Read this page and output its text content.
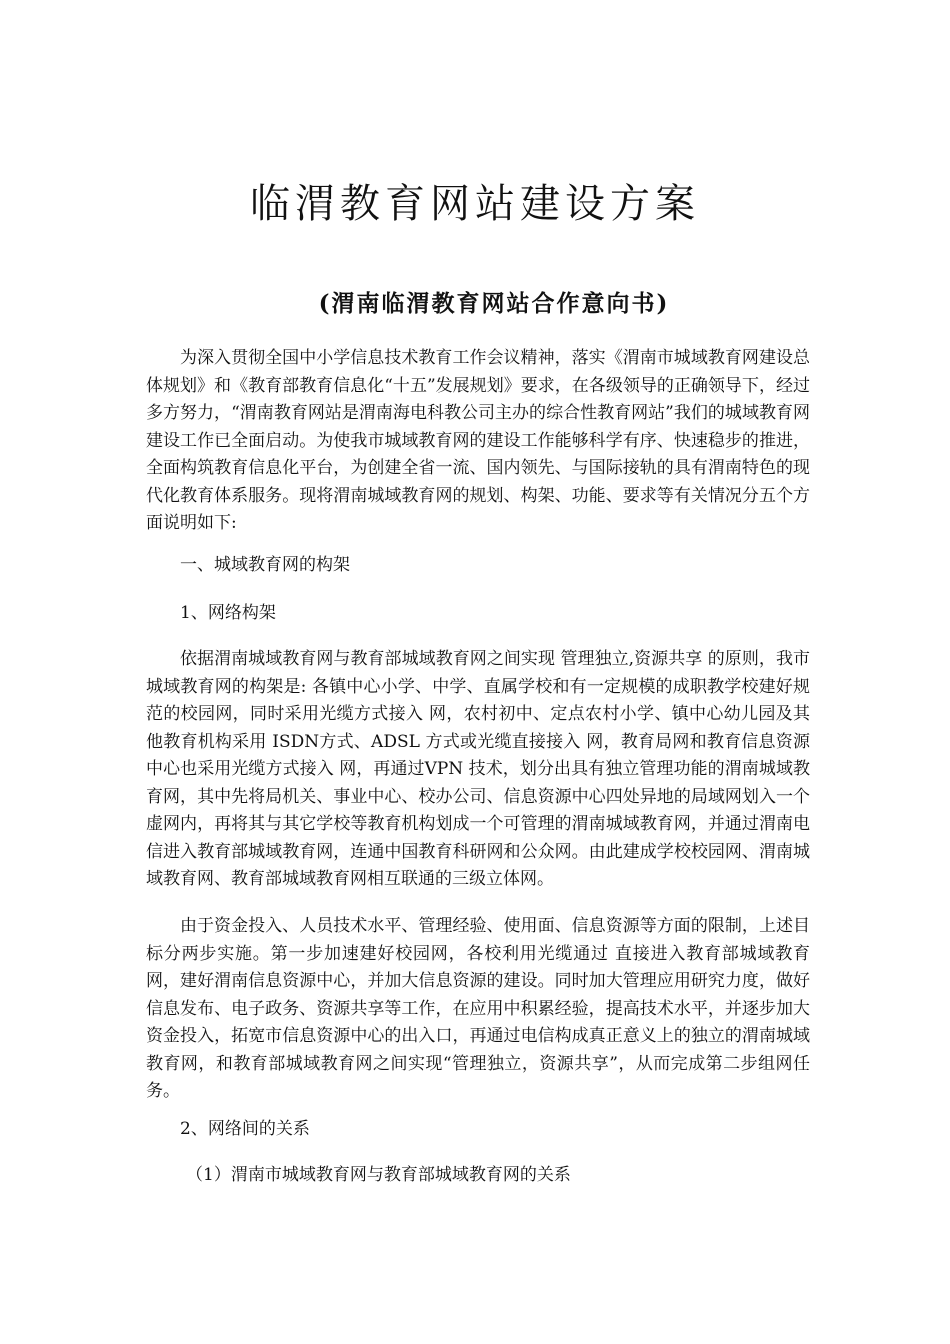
临渭教育网站建设方案
(渭南临渭教育网站合作意向书)

为深入贯彻全国中小学信息技术教育工作会议精神，落实《渭南市城域教育网建设总体规划》和《教育部教育信息化“十五”发展规划》要求，在各级领导的正确领导下，经过多方努力，“渭南教育网站是渭南海电科教公司主办的综合性教育网站”我们的城域教育网建设工作已全面启动。为使我市城域教育网的建设工作能够科学有序、快速稳步的推进，全面构筑教育信息化平台，为创建全省一流、国内领先、与国际接轨的具有渭南特色的现代化教育体系服务。现将渭南城域教育网的规划、构架、功能、要求等有关情况分五个方面说明如下:

一、城域教育网的构架

1、网络构架

依据渭南城域教育网与教育部城域教育网之间实现 管理独立,资源共享 的原则，我市城域教育网的构架是: 各镇中心小学、中学、直属学校和有一定规模的成职教学校建好规范的校园网，同时采用光缆方式接入 网，农村初中、定点农村小学、镇中心幼儿园及其他教育机构采用 ISDN方式、ADSL 方式或光缆直接接入 网，教育局网和教育信息资源中心也采用光缆方式接入 网，再通过VPN 技术，划分出具有独立管理功能的渭南城域教育网，其中先将局机关、事业中心、校办公司、信息资源中心四处异地的局域网划入一个虚网内，再将其与其它学校等教育机构划成一个可管理的渭南城域教育网，并通过渭南电信进入教育部城域教育网，连通中国教育科研网和公众网。由此建成学校校园网、渭南城域教育网、教育部城域教育网相互联通的三级立体网。

由于资金投入、人员技术水平、管理经验、使用面、信息资源等方面的限制，上述目标分两步实施。第一步加速建好校园网，各校利用光缆通过 直接进入教育部城域教育网，建好渭南信息资源中心，并加大信息资源的建设。同时加大管理应用研究力度，做好信息发布、电子政务、资源共享等工作，在应用中积累经验，提高技术水平，并逐步加大资金投入，拓宽市信息资源中心的出入口，再通过电信构成真正意义上的独立的渭南城域教育网，和教育部城域教育网之间实现“管理独立，资源共享”，从而完成第二步组网任务。

2、网络间的关系

（1）渭南市城域教育网与教育部城域教育网的关系
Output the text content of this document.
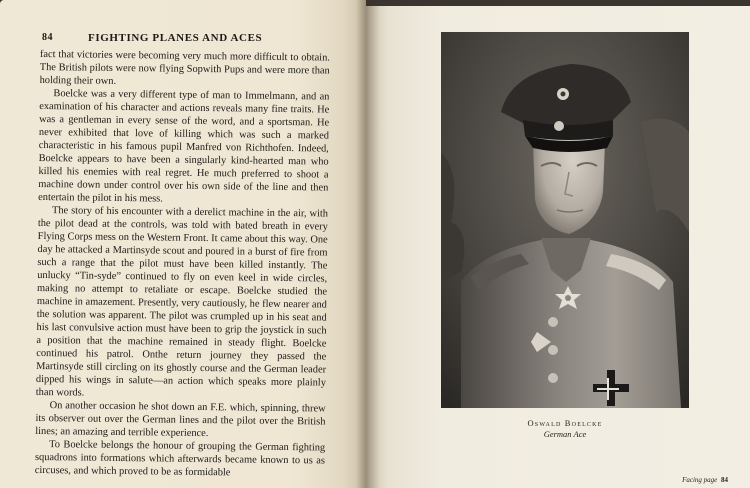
84	FIGHTING PLANES AND ACES

fact that victories were becoming very much more difficult to obtain. The British pilots were now flying Sopwith Pups and were more than holding their own.

Boelcke was a very different type of man to Immelmann, and an examination of his character and actions reveals many fine traits. He was a gentleman in every sense of the word, and a sportsman. He never exhibited that love of killing which was such a marked characteristic in his famous pupil Manfred von Richthofen. Indeed, Boelcke appears to have been a singularly kind-hearted man who killed his enemies with real regret. He much preferred to shoot a machine down under control over his own side of the line and then entertain the pilot in his mess.

The story of his encounter with a derelict machine in the air, with the pilot dead at the controls, was told with bated breath in every Flying Corps mess on the Western Front. It came about this way. One day he attacked a Martinsyde scout and poured in a burst of fire from such a range that the pilot must have been killed instantly. The unlucky “Tin-syde” continued to fly on even keel in wide circles, making no attempt to retaliate or escape. Boelcke studied the machine in amazement. Presently, very cautiously, he flew nearer and the solution was apparent. The pilot was crumpled up in his seat and his last convulsive action must have been to grip the joystick in such a position that the machine remained in steady flight. Boelcke continued his patrol. Onthe return journey they passed the Martinsyde still circling on its ghostly course and the German leader dipped his wings in salute—an action which speaks more plainly than words.

On another occasion he shot down an F.E. which, spinning, threw its observer out over the German lines and the pilot over the British lines; an amazing and terrible experience.

To Boelcke belongs the honour of grouping the German fighting squadrons into formations which afterwards became known to us as circuses, and which proved to be as formidable

Oswald Boelcke
German Ace
Facing page 84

_ _ _ _ _

# [Problem to solve]
Write out the whole listing exactly, and drop the pictures.

# [Correct response]
Read this page and output its text content.
临渭教育网站建设方案
(渭南临渭教育网站合作意向书)

为深入贯彻全国中小学信息技术教育工作会议精神，落实《渭南市城域教育网建设总体规划》和《教育部教育信息化“十五”发展规划》要求，在各级领导的正确领导下，经过多方努力，“渭南教育网站是渭南海电科教公司主办的综合性教育网站”我们的城域教育网建设工作已全面启动。为使我市城域教育网的建设工作能够科学有序、快速稳步的推进，全面构筑教育信息化平台，为创建全省一流、国内领先、与国际接轨的具有渭南特色的现代化教育体系服务。现将渭南城域教育网的规划、构架、功能、要求等有关情况分五个方面说明如下:

一、城域教育网的构架

1、网络构架

依据渭南城域教育网与教育部城域教育网之间实现 管理独立,资源共享 的原则，我市城域教育网的构架是: 各镇中心小学、中学、直属学校和有一定规模的成职教学校建好规范的校园网，同时采用光缆方式接入 网，农村初中、定点农村小学、镇中心幼儿园及其他教育机构采用 ISDN方式、ADSL 方式或光缆直接接入 网，教育局网和教育信息资源中心也采用光缆方式接入 网，再通过VPN 技术，划分出具有独立管理功能的渭南城域教育网，其中先将局机关、事业中心、校办公司、信息资源中心四处异地的局域网划入一个虚网内，再将其与其它学校等教育机构划成一个可管理的渭南城域教育网，并通过渭南电信进入教育部城域教育网，连通中国教育科研网和公众网。由此建成学校校园网、渭南城域教育网、教育部城域教育网相互联通的三级立体网。

由于资金投入、人员技术水平、管理经验、使用面、信息资源等方面的限制，上述目标分两步实施。第一步加速建好校园网，各校利用光缆通过 直接进入教育部城域教育网，建好渭南信息资源中心，并加大信息资源的建设。同时加大管理应用研究力度，做好信息发布、电子政务、资源共享等工作，在应用中积累经验，提高技术水平，并逐步加大资金投入，拓宽市信息资源中心的出入口，再通过电信构成真正意义上的独立的渭南城域教育网，和教育部城域教育网之间实现“管理独立，资源共享”，从而完成第二步组网任务。

2、网络间的关系

（1）渭南市城域教育网与教育部城域教育网的关系
Output the text content of this document.
84	FIGHTING PLANES AND ACES

fact that victories were becoming very much more difficult to obtain. The British pilots were now flying Sopwith Pups and were more than holding their own.

Boelcke was a very different type of man to Immelmann, and an examination of his character and actions reveals many fine traits. He was a gentleman in every sense of the word, and a sportsman. He never exhibited that love of killing which was such a marked characteristic in his famous pupil Manfred von Richthofen. Indeed, Boelcke appears to have been a singularly kind-hearted man who killed his enemies with real regret. He much preferred to shoot a machine down under control over his own side of the line and then entertain the pilot in his mess.

The story of his encounter with a derelict machine in the air, with the pilot dead at the controls, was told with bated breath in every Flying Corps mess on the Western Front. It came about this way. One day he attacked a Martinsyde scout and poured in a burst of fire from such a range that the pilot must have been killed instantly. The unlucky “Tin-syde” continued to fly on even keel in wide circles, making no attempt to retaliate or escape. Boelcke studied the machine in amazement. Presently, very cautiously, he flew nearer and the solution was apparent. The pilot was crumpled up in his seat and his last convulsive action must have been to grip the joystick in such a position that the machine remained in steady flight. Boelcke continued his patrol. Onthe return journey they passed the Martinsyde still circling on its ghostly course and the German leader dipped his wings in salute—an action which speaks more plainly than words.

On another occasion he shot down an F.E. which, spinning, threw its observer out over the German lines and the pilot over the British lines; an amazing and terrible experience.

To Boelcke belongs the honour of grouping the German fighting squadrons into formations which afterwards became known to us as circuses, and which proved to be as formidable

Oswald Boelcke
German Ace
Facing page 84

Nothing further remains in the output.